Consigne — Résumez en deux phrases le texte extrait sur la « lasagne territoriale ».

Posted by Dominique Lahary sur 9 octobre 2008

Il est de bon ton de fustiger « la lasagne territoriale », comme l’appelle Maurice Leroy, qui, tout président de conseil général qu’il soit, plaide pour la fusion des départements et des régions : « La « lasagne » est devenue une spécialité française avec un empilement successif de strates de collectivités : communes, communautés de communes, pays (Pasqua-Voynet, pays portés par les régions), communautés d’agglomération, départements, régions. La conséquence directe de cette superposition d’échelons sans sédimentation, c’est une déperdition d’efficacité des politiques publiques, faute de cohérence, de moyens et de synergie qui est autant de deniers publics perdus ». « En finir avec la lasagne territoriale ! », par Maurice Leroy, Le Monde, 13 février 2008.

Quant à Jacques Attali, il propose de « faire disparaître en dix ans l’échelon départemental par absorption de leurs compétences par les régions ou les intercommunalité : « Conçue pour renforcer la démocratie […] et améliorer le fonctionnement administratif, la décentralisation est devenue un facteur de confusion, tant les compétences partagées sont nombreuses et paralysantes, et génératrices de coûts supplémentaires, notamment de fonctionnement » (Rapport de la Commission pour la libération de la croissance française sous la présidence de Jacques Attali).

De façon plus modérée, le rapport sur Les relations entre l’État et les collectivités locales remis sous la présidence du Sénateur Alain Lambert en novembre 2007 dans le cadre de la Révision générale des politiques publiques  propose malgré tout de « confier aux départements et aux régions des compétences spéciales à la place de la clause générale de compétence. » L’ADF (Assemblée des départements de France) s’est montrée attachée au maintien de la clause générale de compétence.

Dans son article intitulé « Du conseil général à l’agence départementale » et surtitré « Hypothèses sur la disparition d’une collectivité locale », parue dans Pouvoir locaux n°75 de décembre 2007, le chercheur Philippe Estèbe montre que l’accumulation de compétences de gestion transférées de l’Etat pour la mise en œuvre desquelles ils ne disposent guère de marges de manœuvre risques de transformer les départements « en agences départementales chargées d’administrer différentes prestations au public. »

Enregistrements extraits —
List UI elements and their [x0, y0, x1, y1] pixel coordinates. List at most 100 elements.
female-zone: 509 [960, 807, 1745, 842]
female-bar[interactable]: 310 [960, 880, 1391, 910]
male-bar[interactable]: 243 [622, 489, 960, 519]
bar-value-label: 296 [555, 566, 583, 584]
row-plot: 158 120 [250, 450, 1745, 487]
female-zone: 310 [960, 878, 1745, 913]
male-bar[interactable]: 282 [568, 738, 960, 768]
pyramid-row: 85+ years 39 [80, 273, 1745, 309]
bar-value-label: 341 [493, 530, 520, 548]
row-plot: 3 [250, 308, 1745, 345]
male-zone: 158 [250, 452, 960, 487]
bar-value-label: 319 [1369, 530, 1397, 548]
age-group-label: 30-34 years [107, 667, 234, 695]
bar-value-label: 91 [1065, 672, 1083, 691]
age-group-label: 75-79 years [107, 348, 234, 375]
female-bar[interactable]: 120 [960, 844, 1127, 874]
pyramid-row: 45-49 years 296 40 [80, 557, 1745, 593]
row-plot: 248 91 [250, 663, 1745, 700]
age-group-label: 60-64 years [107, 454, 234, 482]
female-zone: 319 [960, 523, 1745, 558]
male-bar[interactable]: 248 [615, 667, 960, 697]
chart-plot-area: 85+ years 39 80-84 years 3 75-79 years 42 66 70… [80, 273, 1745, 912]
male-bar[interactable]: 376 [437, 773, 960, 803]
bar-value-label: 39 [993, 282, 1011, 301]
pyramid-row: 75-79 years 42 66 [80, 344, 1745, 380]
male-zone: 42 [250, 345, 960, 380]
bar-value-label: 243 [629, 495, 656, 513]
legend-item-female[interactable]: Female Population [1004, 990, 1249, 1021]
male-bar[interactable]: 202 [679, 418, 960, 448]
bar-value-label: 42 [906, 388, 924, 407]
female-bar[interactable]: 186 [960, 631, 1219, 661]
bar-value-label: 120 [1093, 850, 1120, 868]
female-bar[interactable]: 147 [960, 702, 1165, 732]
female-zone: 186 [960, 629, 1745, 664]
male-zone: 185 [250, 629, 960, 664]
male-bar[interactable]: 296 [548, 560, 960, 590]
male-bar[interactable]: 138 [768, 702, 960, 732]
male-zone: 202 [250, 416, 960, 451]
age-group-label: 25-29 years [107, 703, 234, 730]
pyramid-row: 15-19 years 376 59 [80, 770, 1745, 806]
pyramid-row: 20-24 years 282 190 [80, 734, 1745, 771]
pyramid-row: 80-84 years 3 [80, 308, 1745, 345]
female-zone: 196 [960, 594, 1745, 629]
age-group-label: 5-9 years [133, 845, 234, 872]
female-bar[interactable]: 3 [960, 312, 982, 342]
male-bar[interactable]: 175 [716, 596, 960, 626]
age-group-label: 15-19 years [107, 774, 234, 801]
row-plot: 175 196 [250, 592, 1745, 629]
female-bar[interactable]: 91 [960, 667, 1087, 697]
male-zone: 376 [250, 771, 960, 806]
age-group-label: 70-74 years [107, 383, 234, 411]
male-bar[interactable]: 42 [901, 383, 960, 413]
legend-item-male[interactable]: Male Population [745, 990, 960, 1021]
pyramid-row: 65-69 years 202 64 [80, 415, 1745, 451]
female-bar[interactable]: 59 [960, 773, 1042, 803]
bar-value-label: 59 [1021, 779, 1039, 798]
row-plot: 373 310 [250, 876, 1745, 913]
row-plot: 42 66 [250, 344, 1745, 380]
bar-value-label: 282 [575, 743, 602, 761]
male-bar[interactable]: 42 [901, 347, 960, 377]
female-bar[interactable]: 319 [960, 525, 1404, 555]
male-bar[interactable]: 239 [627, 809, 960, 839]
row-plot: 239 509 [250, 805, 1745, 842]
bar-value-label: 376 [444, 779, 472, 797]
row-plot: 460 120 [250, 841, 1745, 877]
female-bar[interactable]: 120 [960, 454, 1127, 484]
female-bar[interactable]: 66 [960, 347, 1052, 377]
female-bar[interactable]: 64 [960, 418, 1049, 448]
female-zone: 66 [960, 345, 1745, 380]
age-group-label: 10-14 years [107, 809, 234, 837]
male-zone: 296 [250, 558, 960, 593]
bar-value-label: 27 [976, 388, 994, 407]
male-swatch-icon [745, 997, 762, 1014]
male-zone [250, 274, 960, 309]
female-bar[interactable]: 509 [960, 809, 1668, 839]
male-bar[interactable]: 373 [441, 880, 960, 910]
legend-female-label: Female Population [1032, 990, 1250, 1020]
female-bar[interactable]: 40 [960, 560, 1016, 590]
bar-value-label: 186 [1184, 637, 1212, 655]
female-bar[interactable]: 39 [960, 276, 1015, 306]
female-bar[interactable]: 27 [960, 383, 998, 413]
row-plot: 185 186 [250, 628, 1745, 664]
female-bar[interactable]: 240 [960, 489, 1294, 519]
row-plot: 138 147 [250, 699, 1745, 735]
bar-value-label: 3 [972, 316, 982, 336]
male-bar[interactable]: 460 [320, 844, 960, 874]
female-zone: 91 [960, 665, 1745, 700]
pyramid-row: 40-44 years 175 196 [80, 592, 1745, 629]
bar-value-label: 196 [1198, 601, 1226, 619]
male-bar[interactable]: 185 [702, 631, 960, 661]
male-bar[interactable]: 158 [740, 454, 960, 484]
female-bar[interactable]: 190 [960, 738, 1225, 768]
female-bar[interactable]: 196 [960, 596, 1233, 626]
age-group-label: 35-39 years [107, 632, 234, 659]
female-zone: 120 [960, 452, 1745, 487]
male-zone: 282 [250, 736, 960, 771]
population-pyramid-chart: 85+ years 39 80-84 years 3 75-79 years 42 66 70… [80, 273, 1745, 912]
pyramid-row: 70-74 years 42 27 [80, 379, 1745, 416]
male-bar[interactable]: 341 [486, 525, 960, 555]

Résultat de l'exercice — Maurice Leroy dénonce la « lasagne territoriale », cet empilement de strates de collectivités qui fait perdre de l'efficacité aux politiques publiques, et plaide pour la fusion des départements et des régions, tandis que Jacques Attali propose de faire disparaître l'échelon départemental en dix ans. De façon plus modérée, le rapport remis sous la présidence d'Alain Lambert propose de confier aux départements et aux régions des compétences spéciales à la place de la clause générale de compétence, et Philippe Estèbe juge que les départements risquent de devenir des agences départementales chargées d'administrer différentes prestations au public.